## [TASK MATERIAL]
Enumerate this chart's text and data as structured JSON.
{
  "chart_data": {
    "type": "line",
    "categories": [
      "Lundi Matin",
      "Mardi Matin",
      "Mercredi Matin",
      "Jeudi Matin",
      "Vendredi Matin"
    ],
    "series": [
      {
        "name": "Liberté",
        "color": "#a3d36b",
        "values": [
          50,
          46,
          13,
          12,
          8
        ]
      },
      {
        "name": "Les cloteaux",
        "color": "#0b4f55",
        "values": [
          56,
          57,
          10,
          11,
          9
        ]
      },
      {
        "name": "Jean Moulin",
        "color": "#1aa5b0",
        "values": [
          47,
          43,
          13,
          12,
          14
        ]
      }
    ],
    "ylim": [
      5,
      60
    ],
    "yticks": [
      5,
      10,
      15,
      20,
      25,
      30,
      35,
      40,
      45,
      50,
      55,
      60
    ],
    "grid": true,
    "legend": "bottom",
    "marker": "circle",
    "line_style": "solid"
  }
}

## [SET TASK]
Word for word, write out the data.

## [PROBLEM SOLUTION]
Enumerate this chart's text and data as structured JSON.
{
  "chart_data": {
    "type": "line",
    "categories": [
      "Lundi Matin",
      "Mardi Matin",
      "Mercredi Matin",
      "Jeudi Matin",
      "Vendredi Matin"
    ],
    "series": [
      {
        "name": "Liberté",
        "color": "#a3d36b",
        "values": [
          50,
          46,
          13,
          12,
          8
        ]
      },
      {
        "name": "Les cloteaux",
        "color": "#0b4f55",
        "values": [
          56,
          57,
          10,
          11,
          9
        ]
      },
      {
        "name": "Jean Moulin",
        "color": "#1aa5b0",
        "values": [
          47,
          43,
          13,
          12,
          14
        ]
      }
    ],
    "ylim": [
      5,
      60
    ],
    "yticks": [
      5,
      10,
      15,
      20,
      25,
      30,
      35,
      40,
      45,
      50,
      55,
      60
    ],
    "grid": true,
    "legend": "bottom",
    "marker": "circle",
    "line_style": "solid"
  }
}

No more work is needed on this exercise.